**Given data:**
_____
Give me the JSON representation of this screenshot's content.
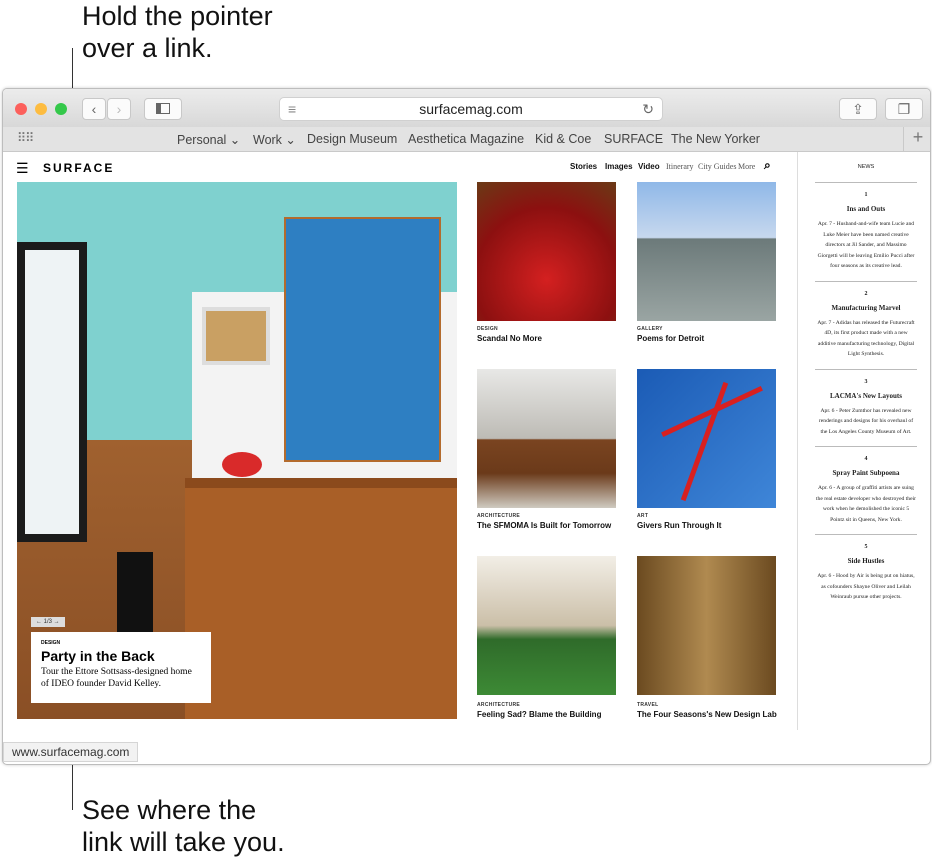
{
  "callouts": {
    "top_line1": "Hold the pointer",
    "top_line2": "over a link.",
    "bottom_line1": "See where the",
    "bottom_line2": "link will take you."
  },
  "toolbar": {
    "url": "surfacemag.com",
    "back": "‹",
    "forward": "›"
  },
  "bookmarks": [
    "Personal ⌄",
    "Work ⌄",
    "Design Museum",
    "Aesthetica Magazine",
    "Kid & Coe",
    "SURFACE",
    "The New Yorker"
  ],
  "site": {
    "logo": "SURFACE",
    "nav": [
      "Stories",
      "Images",
      "Video",
      "Itinerary",
      "City Guides",
      "More"
    ]
  },
  "hero": {
    "pager": "← 1/3 →",
    "category": "DESIGN",
    "title": "Party in the Back",
    "desc": "Tour the Ettore Sottsass-designed home of IDEO founder David Kelley."
  },
  "articles": [
    {
      "category": "DESIGN",
      "title": "Scandal No More"
    },
    {
      "category": "GALLERY",
      "title": "Poems for Detroit"
    },
    {
      "category": "ARCHITECTURE",
      "title": "The SFMOMA Is Built for Tomorrow"
    },
    {
      "category": "ART",
      "title": "Givers Run Through It"
    },
    {
      "category": "ARCHITECTURE",
      "title": "Feeling Sad? Blame the Building"
    },
    {
      "category": "TRAVEL",
      "title": "The Four Seasons's New Design Lab"
    }
  ],
  "news": {
    "label": "NEWS",
    "items": [
      {
        "n": "1",
        "title": "Ins and Outs",
        "body": "Apr. 7 - Husband-and-wife team Lucie and Luke Meier have been named creative directors at Jil Sander, and Massimo Giorgetti will be leaving Emilio Pucci after four seasons as its creative lead."
      },
      {
        "n": "2",
        "title": "Manufacturing Marvel",
        "body": "Apr. 7 - Adidas has released the Futurecraft 4D, its first product made with a new additive manufacturing technology, Digital Light Synthesis."
      },
      {
        "n": "3",
        "title": "LACMA's New Layouts",
        "body": "Apr. 6 - Peter Zumthor has revealed new renderings and designs for his overhaul of the Los Angeles County Museum of Art."
      },
      {
        "n": "4",
        "title": "Spray Paint Subpoena",
        "body": "Apr. 6 - A group of graffiti artists are suing the real estate developer who destroyed their work when he demolished the iconic 5 Pointz sit in Queens, New York."
      },
      {
        "n": "5",
        "title": "Side Hustles",
        "body": "Apr. 6 - Hood by Air is being put on hiatus, as cofounders Shayne Oliver and Leilah Weinraub pursue other projects."
      }
    ]
  },
  "status": {
    "link": "www.surfacemag.com"
  }
}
_____
Find every line in the records above that contains the word "will", and copy each one.

**Response to the exercise:**
    "bottom_line2": "link will take you."
        "body": "Apr. 7 - Husband-and-wife team Lucie and Luke Meier have been named creative directors at Jil Sander, and Massimo Giorgetti will be leaving Emilio Pucci after four seasons as its creative lead."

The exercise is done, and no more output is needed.